- [Short exercise] Rewrite the lines between the one holding "List all visible" and the one holding "data-label: 597.205,50 €", inclusive, changing "bar-top-face" to "bar-cap" and keeping everything else the same. Leave out the pictures.
___ Data entries
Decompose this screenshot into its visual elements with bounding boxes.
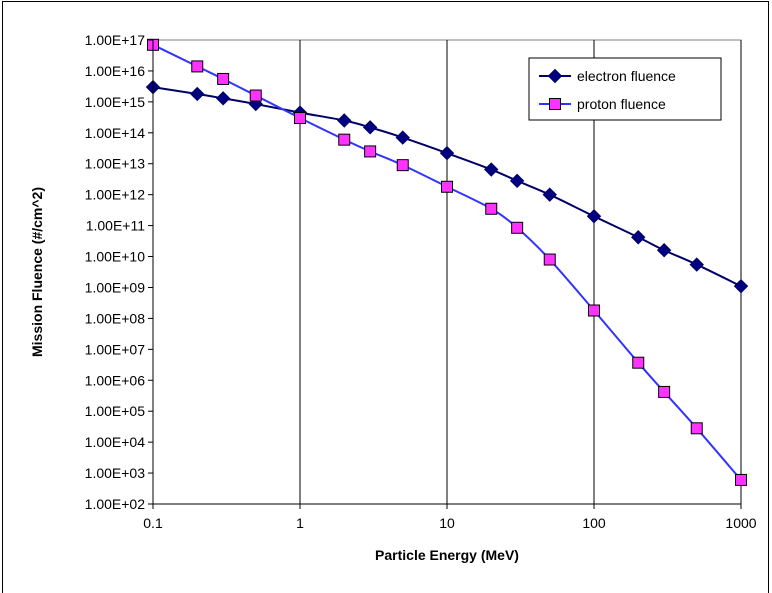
______
___ Data entries
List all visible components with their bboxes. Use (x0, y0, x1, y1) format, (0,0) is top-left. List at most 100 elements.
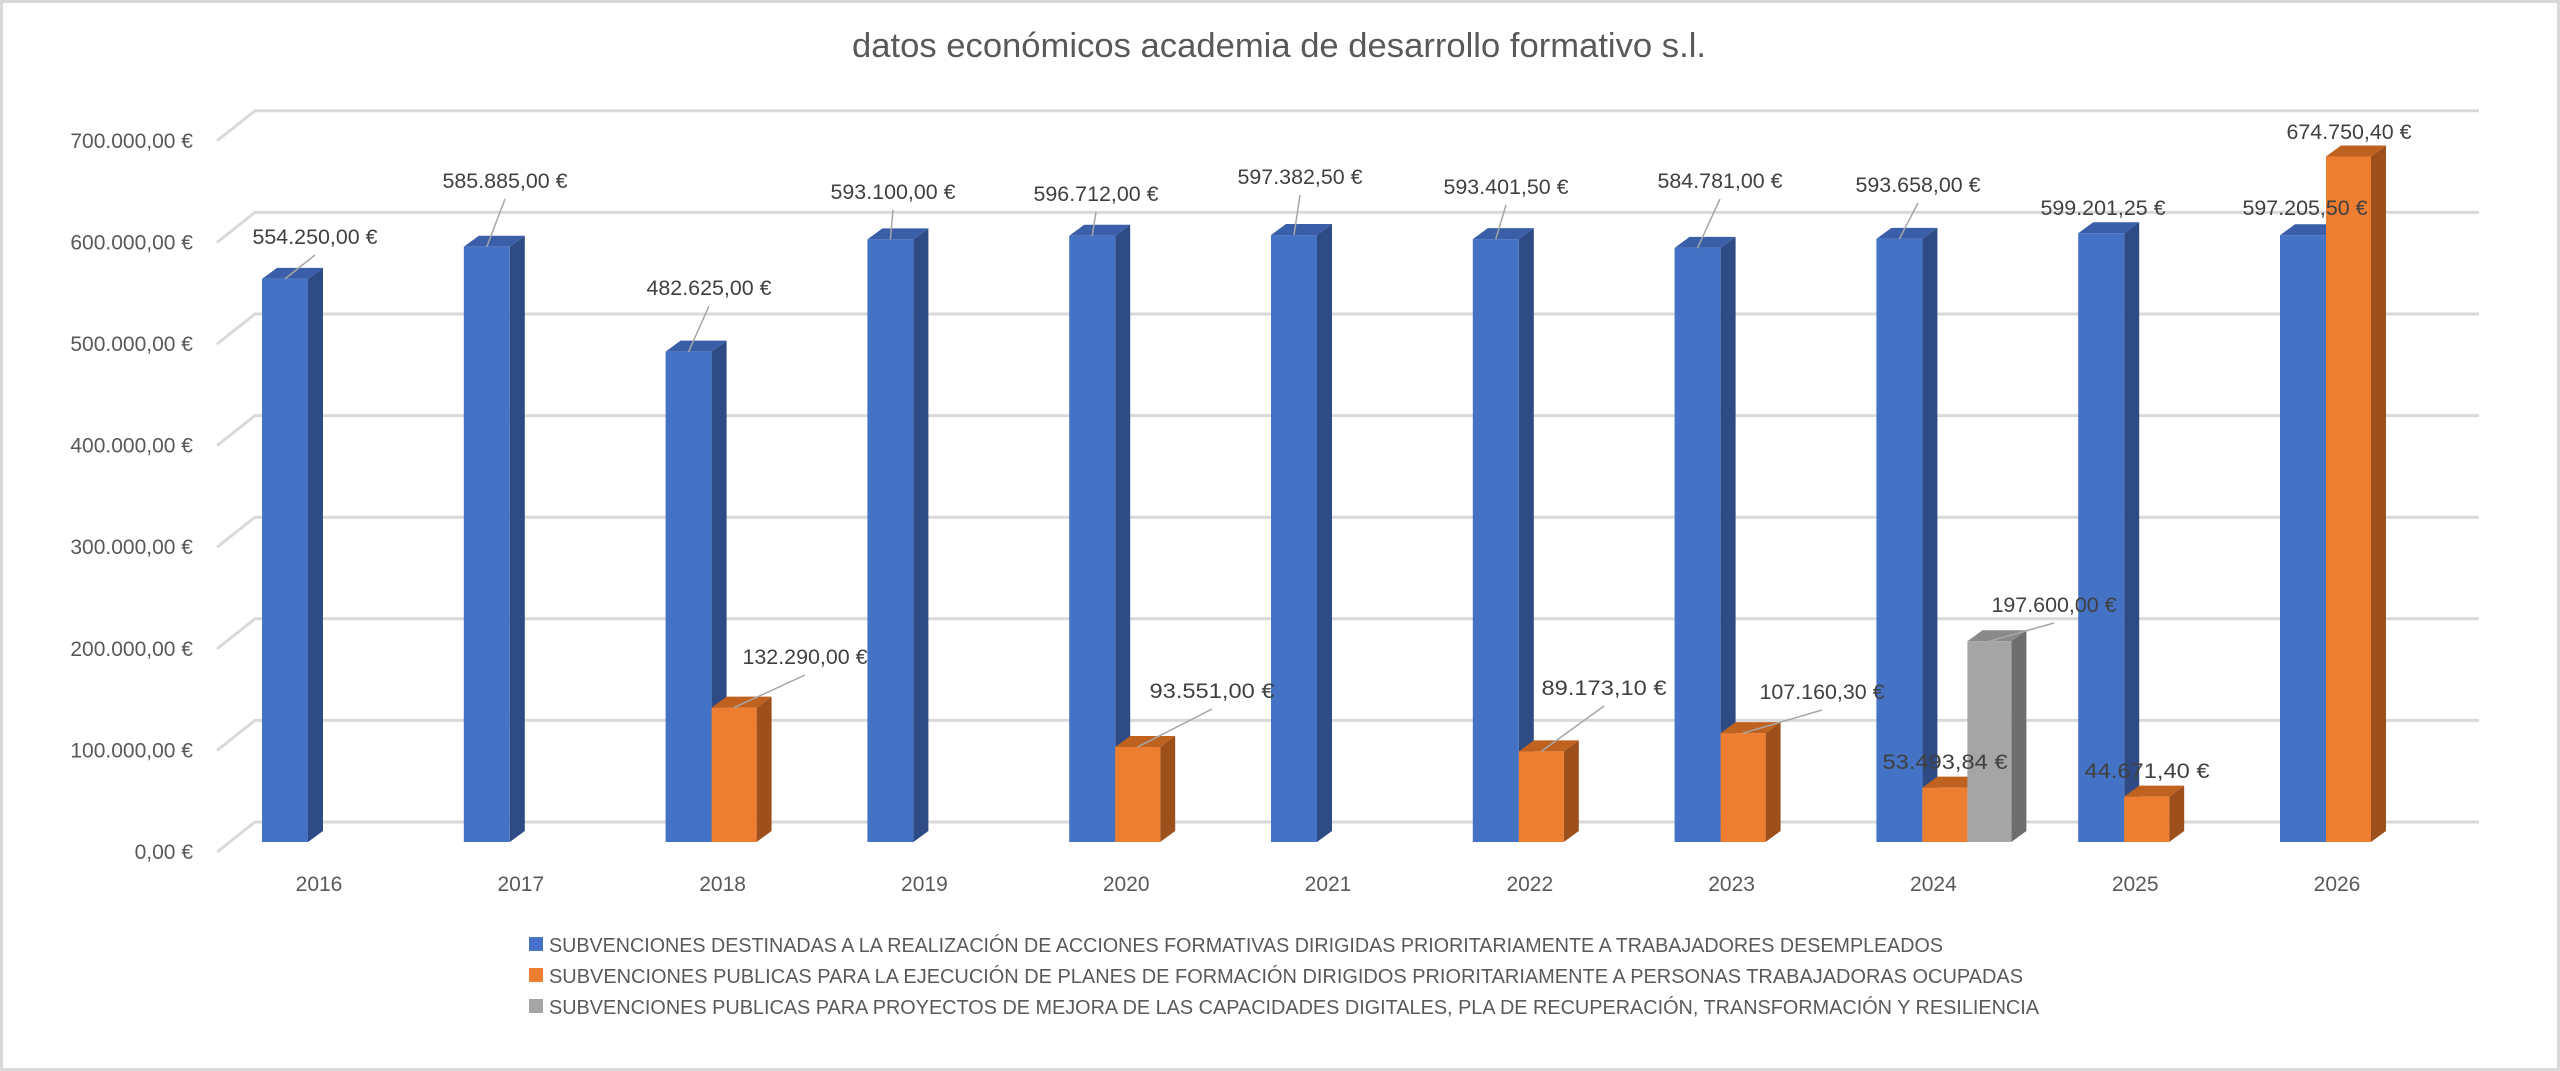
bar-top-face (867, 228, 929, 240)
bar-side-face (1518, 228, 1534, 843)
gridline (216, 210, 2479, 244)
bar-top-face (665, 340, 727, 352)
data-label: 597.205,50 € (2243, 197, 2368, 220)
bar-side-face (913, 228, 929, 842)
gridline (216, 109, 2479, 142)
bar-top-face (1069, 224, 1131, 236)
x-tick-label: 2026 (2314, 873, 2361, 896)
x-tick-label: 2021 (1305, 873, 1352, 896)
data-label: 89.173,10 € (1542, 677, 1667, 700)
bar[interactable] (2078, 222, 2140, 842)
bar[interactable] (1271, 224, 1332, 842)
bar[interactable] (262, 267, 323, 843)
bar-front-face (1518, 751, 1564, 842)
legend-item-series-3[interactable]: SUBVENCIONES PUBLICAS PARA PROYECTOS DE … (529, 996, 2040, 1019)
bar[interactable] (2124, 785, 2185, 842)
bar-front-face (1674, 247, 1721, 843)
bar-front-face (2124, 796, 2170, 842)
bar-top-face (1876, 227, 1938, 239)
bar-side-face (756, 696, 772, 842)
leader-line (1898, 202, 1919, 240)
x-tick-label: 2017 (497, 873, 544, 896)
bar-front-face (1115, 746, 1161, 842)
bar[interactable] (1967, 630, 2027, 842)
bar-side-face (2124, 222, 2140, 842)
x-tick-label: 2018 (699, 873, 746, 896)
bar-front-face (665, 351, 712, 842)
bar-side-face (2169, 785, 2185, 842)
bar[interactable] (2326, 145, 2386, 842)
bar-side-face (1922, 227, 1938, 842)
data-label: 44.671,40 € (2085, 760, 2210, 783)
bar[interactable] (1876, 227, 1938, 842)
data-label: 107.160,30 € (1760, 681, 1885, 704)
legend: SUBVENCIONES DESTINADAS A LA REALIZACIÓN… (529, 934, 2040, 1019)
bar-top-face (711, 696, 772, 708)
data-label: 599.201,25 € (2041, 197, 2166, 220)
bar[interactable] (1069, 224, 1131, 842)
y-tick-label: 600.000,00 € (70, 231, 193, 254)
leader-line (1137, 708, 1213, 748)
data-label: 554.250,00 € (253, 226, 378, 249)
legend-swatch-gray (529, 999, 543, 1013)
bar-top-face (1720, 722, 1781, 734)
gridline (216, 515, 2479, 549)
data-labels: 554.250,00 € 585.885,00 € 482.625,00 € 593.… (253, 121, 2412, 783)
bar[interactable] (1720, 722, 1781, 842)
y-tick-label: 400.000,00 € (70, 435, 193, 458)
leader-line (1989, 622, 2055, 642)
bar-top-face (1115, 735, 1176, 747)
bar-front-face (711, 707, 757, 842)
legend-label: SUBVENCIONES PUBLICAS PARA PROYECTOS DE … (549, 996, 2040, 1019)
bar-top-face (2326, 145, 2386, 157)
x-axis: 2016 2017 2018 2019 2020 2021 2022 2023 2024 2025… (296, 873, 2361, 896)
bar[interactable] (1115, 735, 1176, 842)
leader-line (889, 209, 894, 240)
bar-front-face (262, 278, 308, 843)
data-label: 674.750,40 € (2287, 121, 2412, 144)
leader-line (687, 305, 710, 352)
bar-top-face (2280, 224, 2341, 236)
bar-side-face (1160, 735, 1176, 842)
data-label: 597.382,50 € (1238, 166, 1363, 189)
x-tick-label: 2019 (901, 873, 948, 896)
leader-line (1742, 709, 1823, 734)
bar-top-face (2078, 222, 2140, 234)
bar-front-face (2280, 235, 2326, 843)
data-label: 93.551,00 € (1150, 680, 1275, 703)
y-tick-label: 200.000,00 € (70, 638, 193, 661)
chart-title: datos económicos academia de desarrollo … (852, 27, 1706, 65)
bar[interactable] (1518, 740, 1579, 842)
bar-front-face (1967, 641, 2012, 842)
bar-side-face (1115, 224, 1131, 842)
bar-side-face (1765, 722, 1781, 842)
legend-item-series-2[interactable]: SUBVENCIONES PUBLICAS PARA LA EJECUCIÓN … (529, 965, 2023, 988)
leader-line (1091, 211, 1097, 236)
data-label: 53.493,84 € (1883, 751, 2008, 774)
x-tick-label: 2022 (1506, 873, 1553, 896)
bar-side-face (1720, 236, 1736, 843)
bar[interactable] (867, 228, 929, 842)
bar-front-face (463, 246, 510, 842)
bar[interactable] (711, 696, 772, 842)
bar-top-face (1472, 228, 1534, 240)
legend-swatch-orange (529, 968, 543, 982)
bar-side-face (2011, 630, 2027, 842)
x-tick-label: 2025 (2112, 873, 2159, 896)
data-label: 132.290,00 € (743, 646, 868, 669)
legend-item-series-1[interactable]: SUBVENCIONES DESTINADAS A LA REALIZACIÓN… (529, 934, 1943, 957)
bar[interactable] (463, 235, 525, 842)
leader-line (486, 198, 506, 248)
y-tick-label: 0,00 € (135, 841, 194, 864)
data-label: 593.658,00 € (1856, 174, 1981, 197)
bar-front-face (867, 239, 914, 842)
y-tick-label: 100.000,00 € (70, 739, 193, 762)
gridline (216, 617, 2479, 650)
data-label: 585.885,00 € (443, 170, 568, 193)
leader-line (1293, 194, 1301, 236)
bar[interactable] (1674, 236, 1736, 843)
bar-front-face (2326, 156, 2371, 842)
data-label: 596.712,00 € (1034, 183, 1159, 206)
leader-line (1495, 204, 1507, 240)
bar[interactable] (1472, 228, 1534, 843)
______
- [Full output]
List all visible components with their bboxes. Use (x0, y0, x1, y1) format, (0,0) is top-left. List at most 100 elements.
bar-cap (867, 228, 929, 240)
bar-side-face (1518, 228, 1534, 843)
gridline (216, 210, 2479, 244)
bar-cap (665, 340, 727, 352)
data-label: 597.205,50 € (2243, 197, 2368, 220)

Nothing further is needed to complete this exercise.